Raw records

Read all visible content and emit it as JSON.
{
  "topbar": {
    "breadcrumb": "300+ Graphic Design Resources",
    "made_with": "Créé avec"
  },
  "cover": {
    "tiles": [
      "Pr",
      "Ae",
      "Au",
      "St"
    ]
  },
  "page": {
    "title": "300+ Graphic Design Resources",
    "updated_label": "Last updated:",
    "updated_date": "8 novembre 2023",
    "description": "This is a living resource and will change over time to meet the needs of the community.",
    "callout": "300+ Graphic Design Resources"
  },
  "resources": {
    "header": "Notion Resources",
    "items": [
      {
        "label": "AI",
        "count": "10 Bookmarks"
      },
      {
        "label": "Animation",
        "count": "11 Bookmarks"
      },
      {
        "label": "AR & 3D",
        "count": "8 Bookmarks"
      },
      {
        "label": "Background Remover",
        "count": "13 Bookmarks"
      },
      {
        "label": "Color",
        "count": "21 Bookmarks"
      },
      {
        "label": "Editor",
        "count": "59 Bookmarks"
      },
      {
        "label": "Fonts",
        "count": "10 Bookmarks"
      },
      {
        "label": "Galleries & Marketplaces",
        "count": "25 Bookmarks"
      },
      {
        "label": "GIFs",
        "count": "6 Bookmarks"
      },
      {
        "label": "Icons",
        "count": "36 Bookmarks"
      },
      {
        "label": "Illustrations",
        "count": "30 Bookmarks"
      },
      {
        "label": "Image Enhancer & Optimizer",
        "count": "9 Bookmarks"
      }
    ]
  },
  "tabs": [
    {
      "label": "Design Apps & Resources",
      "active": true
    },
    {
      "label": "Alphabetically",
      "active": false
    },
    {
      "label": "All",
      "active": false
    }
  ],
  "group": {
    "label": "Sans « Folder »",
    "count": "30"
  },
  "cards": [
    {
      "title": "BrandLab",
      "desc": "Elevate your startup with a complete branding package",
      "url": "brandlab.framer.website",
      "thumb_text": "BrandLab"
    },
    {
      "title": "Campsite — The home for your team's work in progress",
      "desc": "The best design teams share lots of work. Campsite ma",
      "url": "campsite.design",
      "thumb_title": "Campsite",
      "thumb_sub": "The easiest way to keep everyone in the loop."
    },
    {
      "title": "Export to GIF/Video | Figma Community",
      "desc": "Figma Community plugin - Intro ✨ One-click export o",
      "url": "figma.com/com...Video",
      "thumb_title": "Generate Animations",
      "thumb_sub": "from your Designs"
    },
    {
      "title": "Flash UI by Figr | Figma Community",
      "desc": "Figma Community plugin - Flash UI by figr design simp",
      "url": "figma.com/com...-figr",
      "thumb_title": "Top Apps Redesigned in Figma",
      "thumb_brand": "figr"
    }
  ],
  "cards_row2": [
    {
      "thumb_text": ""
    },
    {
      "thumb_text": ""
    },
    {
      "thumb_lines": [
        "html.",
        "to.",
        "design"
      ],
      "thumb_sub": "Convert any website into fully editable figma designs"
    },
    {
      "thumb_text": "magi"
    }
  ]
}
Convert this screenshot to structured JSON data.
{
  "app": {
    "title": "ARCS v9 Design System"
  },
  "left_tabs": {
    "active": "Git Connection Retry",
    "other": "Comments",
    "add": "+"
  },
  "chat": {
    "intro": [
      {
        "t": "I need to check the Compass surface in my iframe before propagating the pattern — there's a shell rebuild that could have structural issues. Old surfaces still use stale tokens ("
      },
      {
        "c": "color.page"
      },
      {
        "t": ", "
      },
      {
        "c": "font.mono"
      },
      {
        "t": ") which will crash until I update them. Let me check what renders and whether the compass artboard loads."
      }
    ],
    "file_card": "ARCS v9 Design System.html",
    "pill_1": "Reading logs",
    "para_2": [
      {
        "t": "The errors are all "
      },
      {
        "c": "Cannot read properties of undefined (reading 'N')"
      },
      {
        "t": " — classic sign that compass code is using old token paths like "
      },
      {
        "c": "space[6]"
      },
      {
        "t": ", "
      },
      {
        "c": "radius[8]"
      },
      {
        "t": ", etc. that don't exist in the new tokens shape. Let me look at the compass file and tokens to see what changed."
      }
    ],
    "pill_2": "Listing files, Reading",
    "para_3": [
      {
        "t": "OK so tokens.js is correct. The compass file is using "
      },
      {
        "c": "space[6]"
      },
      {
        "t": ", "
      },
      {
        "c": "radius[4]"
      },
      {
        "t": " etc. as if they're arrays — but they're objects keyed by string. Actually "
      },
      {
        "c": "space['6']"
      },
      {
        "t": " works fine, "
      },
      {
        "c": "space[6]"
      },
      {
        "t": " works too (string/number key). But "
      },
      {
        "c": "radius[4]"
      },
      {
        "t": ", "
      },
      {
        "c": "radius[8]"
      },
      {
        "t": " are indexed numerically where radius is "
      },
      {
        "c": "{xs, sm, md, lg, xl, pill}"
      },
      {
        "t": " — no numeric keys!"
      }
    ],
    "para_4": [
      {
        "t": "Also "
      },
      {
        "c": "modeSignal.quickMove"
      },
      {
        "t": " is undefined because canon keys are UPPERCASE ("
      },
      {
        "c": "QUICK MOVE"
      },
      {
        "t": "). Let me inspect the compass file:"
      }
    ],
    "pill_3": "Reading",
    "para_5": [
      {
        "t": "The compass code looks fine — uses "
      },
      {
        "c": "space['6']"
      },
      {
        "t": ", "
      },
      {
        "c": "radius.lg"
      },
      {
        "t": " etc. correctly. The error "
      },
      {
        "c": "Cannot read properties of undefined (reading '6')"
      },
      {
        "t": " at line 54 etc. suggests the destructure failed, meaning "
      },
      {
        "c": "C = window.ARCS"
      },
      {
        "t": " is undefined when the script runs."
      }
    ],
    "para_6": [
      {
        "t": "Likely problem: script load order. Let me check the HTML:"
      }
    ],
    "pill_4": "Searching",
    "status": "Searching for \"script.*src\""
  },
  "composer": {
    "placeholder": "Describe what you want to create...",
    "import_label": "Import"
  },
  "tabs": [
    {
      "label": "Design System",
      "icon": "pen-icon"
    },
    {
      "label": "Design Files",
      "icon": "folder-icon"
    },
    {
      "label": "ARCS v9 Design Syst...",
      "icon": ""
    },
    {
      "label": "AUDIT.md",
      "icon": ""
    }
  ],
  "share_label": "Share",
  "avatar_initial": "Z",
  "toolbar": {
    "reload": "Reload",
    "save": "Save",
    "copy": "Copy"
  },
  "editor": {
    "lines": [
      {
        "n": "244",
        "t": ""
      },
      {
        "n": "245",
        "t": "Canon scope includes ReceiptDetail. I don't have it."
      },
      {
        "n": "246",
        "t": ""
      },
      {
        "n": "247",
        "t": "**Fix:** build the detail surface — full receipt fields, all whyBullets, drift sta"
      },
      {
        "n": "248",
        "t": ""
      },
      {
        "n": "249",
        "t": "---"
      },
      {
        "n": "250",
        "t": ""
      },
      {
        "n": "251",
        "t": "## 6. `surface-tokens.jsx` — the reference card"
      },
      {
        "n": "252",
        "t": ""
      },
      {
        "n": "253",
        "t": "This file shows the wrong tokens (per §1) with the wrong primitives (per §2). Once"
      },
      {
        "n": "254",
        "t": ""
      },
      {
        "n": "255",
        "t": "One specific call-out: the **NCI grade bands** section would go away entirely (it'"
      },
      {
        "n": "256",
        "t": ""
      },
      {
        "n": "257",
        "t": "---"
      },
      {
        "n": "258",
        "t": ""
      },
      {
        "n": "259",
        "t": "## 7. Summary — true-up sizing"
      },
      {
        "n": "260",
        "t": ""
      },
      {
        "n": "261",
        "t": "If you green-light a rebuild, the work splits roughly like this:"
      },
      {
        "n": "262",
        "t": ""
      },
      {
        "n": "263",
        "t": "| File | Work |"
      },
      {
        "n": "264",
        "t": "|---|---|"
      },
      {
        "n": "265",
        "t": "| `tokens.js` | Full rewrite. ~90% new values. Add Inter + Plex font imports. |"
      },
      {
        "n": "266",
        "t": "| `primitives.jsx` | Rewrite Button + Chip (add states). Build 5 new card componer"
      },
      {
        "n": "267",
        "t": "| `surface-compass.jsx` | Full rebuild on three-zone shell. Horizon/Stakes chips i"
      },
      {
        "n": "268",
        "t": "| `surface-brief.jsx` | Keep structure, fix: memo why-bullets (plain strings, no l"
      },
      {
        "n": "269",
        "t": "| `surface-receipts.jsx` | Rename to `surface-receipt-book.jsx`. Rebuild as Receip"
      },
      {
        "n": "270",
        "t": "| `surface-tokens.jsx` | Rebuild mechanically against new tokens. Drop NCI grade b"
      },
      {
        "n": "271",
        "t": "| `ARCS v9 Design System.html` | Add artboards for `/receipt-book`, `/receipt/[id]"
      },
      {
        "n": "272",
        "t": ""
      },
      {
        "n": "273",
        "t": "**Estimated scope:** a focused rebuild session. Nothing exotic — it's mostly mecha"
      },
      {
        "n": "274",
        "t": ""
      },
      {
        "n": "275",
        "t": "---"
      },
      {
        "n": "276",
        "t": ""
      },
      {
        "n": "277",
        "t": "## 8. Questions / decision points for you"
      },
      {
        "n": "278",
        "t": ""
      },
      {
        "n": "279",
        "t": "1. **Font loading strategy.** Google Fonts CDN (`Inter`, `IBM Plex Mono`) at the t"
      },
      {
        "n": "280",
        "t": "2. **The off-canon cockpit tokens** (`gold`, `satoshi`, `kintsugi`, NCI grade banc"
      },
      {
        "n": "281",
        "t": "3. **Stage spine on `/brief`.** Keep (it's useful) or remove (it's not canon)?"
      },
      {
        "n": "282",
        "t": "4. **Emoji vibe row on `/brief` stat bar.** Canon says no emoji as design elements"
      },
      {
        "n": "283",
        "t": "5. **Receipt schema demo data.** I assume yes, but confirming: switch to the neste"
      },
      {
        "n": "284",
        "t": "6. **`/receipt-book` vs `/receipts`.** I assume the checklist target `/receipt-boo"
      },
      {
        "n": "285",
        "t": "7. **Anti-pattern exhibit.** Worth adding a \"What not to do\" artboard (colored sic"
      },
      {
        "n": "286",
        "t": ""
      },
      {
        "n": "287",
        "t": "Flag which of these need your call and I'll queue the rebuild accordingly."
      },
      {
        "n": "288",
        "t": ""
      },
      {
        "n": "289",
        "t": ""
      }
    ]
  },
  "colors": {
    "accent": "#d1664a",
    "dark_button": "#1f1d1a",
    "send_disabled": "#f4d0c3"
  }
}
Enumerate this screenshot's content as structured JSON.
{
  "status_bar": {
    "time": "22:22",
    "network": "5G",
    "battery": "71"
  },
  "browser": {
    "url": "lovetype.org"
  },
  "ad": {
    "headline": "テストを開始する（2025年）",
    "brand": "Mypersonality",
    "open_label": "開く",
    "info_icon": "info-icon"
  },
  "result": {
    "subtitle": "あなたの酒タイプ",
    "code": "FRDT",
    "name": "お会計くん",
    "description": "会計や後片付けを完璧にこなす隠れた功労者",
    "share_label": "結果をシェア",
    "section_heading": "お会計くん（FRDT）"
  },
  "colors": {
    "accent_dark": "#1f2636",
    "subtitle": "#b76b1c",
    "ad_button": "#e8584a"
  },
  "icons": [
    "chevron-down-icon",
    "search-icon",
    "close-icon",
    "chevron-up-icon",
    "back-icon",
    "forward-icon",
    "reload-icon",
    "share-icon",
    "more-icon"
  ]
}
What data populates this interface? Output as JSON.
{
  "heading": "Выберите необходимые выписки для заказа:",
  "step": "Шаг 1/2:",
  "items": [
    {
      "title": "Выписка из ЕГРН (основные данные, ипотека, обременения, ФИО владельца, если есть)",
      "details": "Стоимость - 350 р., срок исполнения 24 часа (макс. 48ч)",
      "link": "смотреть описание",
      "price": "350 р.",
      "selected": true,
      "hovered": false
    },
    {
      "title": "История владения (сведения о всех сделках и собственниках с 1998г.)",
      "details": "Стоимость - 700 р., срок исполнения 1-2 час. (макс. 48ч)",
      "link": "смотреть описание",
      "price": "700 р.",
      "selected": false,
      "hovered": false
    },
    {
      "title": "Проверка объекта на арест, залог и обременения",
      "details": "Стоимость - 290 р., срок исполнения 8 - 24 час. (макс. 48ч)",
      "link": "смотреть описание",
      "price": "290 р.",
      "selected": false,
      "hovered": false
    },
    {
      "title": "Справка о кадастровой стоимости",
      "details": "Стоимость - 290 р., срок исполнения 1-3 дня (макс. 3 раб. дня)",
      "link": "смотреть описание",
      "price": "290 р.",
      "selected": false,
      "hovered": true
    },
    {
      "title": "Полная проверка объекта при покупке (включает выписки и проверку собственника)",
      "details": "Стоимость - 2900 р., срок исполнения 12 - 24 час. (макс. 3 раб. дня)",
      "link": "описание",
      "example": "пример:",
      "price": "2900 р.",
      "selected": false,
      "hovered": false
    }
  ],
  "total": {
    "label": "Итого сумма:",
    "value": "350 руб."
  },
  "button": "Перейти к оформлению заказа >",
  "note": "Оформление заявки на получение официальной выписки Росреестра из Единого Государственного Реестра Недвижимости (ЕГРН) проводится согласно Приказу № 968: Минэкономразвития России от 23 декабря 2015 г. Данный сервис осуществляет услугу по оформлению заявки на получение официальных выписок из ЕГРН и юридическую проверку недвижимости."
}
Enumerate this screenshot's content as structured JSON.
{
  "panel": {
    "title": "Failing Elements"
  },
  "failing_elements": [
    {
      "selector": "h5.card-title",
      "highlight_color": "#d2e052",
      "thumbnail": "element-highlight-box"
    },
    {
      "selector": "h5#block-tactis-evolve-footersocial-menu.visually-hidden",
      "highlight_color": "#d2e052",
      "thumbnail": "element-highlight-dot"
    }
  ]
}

[What needs to be done]
Report the number of lines that include the string "data"; return nothing but the count.

[Solution to this problem]
3